Short problem
Output the lines that follow exactly as they are.

-- begin Recorded information --

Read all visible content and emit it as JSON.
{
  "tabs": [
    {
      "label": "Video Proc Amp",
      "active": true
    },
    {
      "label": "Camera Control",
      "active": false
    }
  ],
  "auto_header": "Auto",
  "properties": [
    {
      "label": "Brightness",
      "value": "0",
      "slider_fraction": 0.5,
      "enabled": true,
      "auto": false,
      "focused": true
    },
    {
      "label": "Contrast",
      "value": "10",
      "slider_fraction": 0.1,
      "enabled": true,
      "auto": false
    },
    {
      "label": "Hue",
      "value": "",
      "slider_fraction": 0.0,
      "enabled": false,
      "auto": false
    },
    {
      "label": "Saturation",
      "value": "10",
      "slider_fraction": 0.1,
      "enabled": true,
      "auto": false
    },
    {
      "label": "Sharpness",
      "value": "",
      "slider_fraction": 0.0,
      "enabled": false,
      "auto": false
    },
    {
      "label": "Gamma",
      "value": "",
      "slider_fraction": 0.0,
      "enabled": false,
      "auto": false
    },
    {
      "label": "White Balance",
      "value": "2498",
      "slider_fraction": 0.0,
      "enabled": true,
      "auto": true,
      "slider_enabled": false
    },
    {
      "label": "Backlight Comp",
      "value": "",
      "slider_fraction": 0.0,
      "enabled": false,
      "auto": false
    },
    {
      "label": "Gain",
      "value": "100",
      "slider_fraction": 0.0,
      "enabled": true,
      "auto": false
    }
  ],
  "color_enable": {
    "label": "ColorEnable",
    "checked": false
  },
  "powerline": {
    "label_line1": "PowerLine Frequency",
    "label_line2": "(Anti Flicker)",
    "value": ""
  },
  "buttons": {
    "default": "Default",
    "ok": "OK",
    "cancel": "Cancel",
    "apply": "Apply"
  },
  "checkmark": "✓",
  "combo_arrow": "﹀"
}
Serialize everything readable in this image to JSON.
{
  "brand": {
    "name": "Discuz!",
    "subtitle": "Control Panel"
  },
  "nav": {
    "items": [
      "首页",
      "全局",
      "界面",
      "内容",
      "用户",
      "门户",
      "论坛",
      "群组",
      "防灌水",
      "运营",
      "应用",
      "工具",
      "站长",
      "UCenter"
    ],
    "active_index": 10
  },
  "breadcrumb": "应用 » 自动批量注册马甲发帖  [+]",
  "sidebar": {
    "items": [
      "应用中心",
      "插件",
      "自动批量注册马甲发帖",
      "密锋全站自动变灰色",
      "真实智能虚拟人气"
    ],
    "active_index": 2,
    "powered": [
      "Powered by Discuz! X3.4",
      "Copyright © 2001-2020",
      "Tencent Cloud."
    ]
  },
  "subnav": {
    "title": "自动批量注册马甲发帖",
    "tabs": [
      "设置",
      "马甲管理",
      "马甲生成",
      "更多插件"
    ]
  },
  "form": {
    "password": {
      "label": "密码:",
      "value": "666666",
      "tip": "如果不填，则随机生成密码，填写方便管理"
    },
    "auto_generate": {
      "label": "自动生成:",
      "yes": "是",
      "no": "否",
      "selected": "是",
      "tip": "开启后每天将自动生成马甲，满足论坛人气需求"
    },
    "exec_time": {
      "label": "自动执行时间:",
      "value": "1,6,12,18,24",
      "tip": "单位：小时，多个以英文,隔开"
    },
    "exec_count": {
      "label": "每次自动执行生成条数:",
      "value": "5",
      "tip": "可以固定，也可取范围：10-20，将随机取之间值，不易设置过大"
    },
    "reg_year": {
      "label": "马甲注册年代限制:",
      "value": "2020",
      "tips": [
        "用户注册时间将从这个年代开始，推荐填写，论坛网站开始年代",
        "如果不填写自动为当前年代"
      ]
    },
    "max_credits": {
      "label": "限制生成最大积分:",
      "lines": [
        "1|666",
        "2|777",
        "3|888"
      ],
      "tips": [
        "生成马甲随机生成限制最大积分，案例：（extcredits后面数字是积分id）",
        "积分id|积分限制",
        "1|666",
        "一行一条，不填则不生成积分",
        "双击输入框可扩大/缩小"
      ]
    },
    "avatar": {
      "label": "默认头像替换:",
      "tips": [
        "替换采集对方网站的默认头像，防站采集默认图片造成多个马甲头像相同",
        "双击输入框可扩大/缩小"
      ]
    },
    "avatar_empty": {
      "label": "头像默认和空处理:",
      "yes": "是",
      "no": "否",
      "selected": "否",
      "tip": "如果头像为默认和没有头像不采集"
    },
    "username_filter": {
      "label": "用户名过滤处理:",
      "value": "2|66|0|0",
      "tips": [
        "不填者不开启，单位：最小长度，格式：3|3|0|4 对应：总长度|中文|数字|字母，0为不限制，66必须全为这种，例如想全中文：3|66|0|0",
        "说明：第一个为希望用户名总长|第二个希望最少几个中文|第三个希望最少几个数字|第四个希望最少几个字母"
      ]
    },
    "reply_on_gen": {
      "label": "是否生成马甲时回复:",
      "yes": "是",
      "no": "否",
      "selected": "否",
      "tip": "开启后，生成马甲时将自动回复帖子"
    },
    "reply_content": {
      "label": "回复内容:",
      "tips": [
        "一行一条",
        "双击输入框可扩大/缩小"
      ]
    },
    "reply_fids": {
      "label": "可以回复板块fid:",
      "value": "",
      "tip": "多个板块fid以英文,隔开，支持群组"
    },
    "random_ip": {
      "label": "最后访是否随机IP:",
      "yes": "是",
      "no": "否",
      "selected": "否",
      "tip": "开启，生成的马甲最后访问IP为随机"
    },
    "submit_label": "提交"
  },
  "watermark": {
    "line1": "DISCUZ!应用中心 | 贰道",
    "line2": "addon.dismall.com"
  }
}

-- end Recorded information --

Response to the exercise
Read all visible content and emit it as JSON.
{
  "tabs": [
    {
      "label": "Video Proc Amp",
      "active": true
    },
    {
      "label": "Camera Control",
      "active": false
    }
  ],
  "auto_header": "Auto",
  "properties": [
    {
      "label": "Brightness",
      "value": "0",
      "slider_fraction": 0.5,
      "enabled": true,
      "auto": false,
      "focused": true
    },
    {
      "label": "Contrast",
      "value": "10",
      "slider_fraction": 0.1,
      "enabled": true,
      "auto": false
    },
    {
      "label": "Hue",
      "value": "",
      "slider_fraction": 0.0,
      "enabled": false,
      "auto": false
    },
    {
      "label": "Saturation",
      "value": "10",
      "slider_fraction": 0.1,
      "enabled": true,
      "auto": false
    },
    {
      "label": "Sharpness",
      "value": "",
      "slider_fraction": 0.0,
      "enabled": false,
      "auto": false
    },
    {
      "label": "Gamma",
      "value": "",
      "slider_fraction": 0.0,
      "enabled": false,
      "auto": false
    },
    {
      "label": "White Balance",
      "value": "2498",
      "slider_fraction": 0.0,
      "enabled": true,
      "auto": true,
      "slider_enabled": false
    },
    {
      "label": "Backlight Comp",
      "value": "",
      "slider_fraction": 0.0,
      "enabled": false,
      "auto": false
    },
    {
      "label": "Gain",
      "value": "100",
      "slider_fraction": 0.0,
      "enabled": true,
      "auto": false
    }
  ],
  "color_enable": {
    "label": "ColorEnable",
    "checked": false
  },
  "powerline": {
    "label_line1": "PowerLine Frequency",
    "label_line2": "(Anti Flicker)",
    "value": ""
  },
  "buttons": {
    "default": "Default",
    "ok": "OK",
    "cancel": "Cancel",
    "apply": "Apply"
  },
  "checkmark": "✓",
  "combo_arrow": "﹀"
}
Serialize everything readable in this image to JSON.
{
  "brand": {
    "name": "Discuz!",
    "subtitle": "Control Panel"
  },
  "nav": {
    "items": [
      "首页",
      "全局",
      "界面",
      "内容",
      "用户",
      "门户",
      "论坛",
      "群组",
      "防灌水",
      "运营",
      "应用",
      "工具",
      "站长",
      "UCenter"
    ],
    "active_index": 10
  },
  "breadcrumb": "应用 » 自动批量注册马甲发帖  [+]",
  "sidebar": {
    "items": [
      "应用中心",
      "插件",
      "自动批量注册马甲发帖",
      "密锋全站自动变灰色",
      "真实智能虚拟人气"
    ],
    "active_index": 2,
    "powered": [
      "Powered by Discuz! X3.4",
      "Copyright © 2001-2020",
      "Tencent Cloud."
    ]
  },
  "subnav": {
    "title": "自动批量注册马甲发帖",
    "tabs": [
      "设置",
      "马甲管理",
      "马甲生成",
      "更多插件"
    ]
  },
  "form": {
    "password": {
      "label": "密码:",
      "value": "666666",
      "tip": "如果不填，则随机生成密码，填写方便管理"
    },
    "auto_generate": {
      "label": "自动生成:",
      "yes": "是",
      "no": "否",
      "selected": "是",
      "tip": "开启后每天将自动生成马甲，满足论坛人气需求"
    },
    "exec_time": {
      "label": "自动执行时间:",
      "value": "1,6,12,18,24",
      "tip": "单位：小时，多个以英文,隔开"
    },
    "exec_count": {
      "label": "每次自动执行生成条数:",
      "value": "5",
      "tip": "可以固定，也可取范围：10-20，将随机取之间值，不易设置过大"
    },
    "reg_year": {
      "label": "马甲注册年代限制:",
      "value": "2020",
      "tips": [
        "用户注册时间将从这个年代开始，推荐填写，论坛网站开始年代",
        "如果不填写自动为当前年代"
      ]
    },
    "max_credits": {
      "label": "限制生成最大积分:",
      "lines": [
        "1|666",
        "2|777",
        "3|888"
      ],
      "tips": [
        "生成马甲随机生成限制最大积分，案例：（extcredits后面数字是积分id）",
        "积分id|积分限制",
        "1|666",
        "一行一条，不填则不生成积分",
        "双击输入框可扩大/缩小"
      ]
    },
    "avatar": {
      "label": "默认头像替换:",
      "tips": [
        "替换采集对方网站的默认头像，防站采集默认图片造成多个马甲头像相同",
        "双击输入框可扩大/缩小"
      ]
    },
    "avatar_empty": {
      "label": "头像默认和空处理:",
      "yes": "是",
      "no": "否",
      "selected": "否",
      "tip": "如果头像为默认和没有头像不采集"
    },
    "username_filter": {
      "label": "用户名过滤处理:",
      "value": "2|66|0|0",
      "tips": [
        "不填者不开启，单位：最小长度，格式：3|3|0|4 对应：总长度|中文|数字|字母，0为不限制，66必须全为这种，例如想全中文：3|66|0|0",
        "说明：第一个为希望用户名总长|第二个希望最少几个中文|第三个希望最少几个数字|第四个希望最少几个字母"
      ]
    },
    "reply_on_gen": {
      "label": "是否生成马甲时回复:",
      "yes": "是",
      "no": "否",
      "selected": "否",
      "tip": "开启后，生成马甲时将自动回复帖子"
    },
    "reply_content": {
      "label": "回复内容:",
      "tips": [
        "一行一条",
        "双击输入框可扩大/缩小"
      ]
    },
    "reply_fids": {
      "label": "可以回复板块fid:",
      "value": "",
      "tip": "多个板块fid以英文,隔开，支持群组"
    },
    "random_ip": {
      "label": "最后访是否随机IP:",
      "yes": "是",
      "no": "否",
      "selected": "否",
      "tip": "开启，生成的马甲最后访问IP为随机"
    },
    "submit_label": "提交"
  },
  "watermark": {
    "line1": "DISCUZ!应用中心 | 贰道",
    "line2": "addon.dismall.com"
  }
}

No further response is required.